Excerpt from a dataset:
==========
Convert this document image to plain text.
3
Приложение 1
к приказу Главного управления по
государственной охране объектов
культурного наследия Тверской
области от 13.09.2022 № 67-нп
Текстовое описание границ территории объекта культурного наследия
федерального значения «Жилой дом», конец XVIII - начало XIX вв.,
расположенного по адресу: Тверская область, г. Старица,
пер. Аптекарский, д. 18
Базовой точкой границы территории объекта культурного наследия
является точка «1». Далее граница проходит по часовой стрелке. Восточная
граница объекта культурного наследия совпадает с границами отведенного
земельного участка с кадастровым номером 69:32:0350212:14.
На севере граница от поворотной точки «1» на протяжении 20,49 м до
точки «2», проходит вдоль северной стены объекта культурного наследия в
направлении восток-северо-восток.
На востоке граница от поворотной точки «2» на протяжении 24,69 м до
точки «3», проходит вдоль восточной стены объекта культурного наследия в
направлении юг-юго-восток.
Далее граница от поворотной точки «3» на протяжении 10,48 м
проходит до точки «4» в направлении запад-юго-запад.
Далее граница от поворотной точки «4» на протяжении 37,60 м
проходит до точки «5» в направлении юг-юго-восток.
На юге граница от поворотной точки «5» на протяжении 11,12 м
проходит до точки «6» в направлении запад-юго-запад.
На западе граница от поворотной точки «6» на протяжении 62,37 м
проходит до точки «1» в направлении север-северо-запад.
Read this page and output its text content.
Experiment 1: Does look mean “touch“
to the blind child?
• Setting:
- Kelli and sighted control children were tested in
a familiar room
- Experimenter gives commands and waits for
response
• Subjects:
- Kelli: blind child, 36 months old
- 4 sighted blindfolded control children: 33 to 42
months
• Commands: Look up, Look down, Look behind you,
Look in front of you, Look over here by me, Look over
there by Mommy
==========
[Work to be completed]:
Take the entries above and copy them out exactly.

[The result]:
Convert this document image to plain text.
3
Приложение 1
к приказу Главного управления по
государственной охране объектов
культурного наследия Тверской
области от 13.09.2022 № 67-нп
Текстовое описание границ территории объекта культурного наследия
федерального значения «Жилой дом», конец XVIII - начало XIX вв.,
расположенного по адресу: Тверская область, г. Старица,
пер. Аптекарский, д. 18
Базовой точкой границы территории объекта культурного наследия
является точка «1». Далее граница проходит по часовой стрелке. Восточная
граница объекта культурного наследия совпадает с границами отведенного
земельного участка с кадастровым номером 69:32:0350212:14.
На севере граница от поворотной точки «1» на протяжении 20,49 м до
точки «2», проходит вдоль северной стены объекта культурного наследия в
направлении восток-северо-восток.
На востоке граница от поворотной точки «2» на протяжении 24,69 м до
точки «3», проходит вдоль восточной стены объекта культурного наследия в
направлении юг-юго-восток.
Далее граница от поворотной точки «3» на протяжении 10,48 м
проходит до точки «4» в направлении запад-юго-запад.
Далее граница от поворотной точки «4» на протяжении 37,60 м
проходит до точки «5» в направлении юг-юго-восток.
На юге граница от поворотной точки «5» на протяжении 11,12 м
проходит до точки «6» в направлении запад-юго-запад.
На западе граница от поворотной точки «6» на протяжении 62,37 м
проходит до точки «1» в направлении север-северо-запад.
Read this page and output its text content.
Experiment 1: Does look mean “touch“
to the blind child?
• Setting:
- Kelli and sighted control children were tested in
a familiar room
- Experimenter gives commands and waits for
response
• Subjects:
- Kelli: blind child, 36 months old
- 4 sighted blindfolded control children: 33 to 42
months
• Commands: Look up, Look down, Look behind you,
Look in front of you, Look over here by me, Look over
there by Mommy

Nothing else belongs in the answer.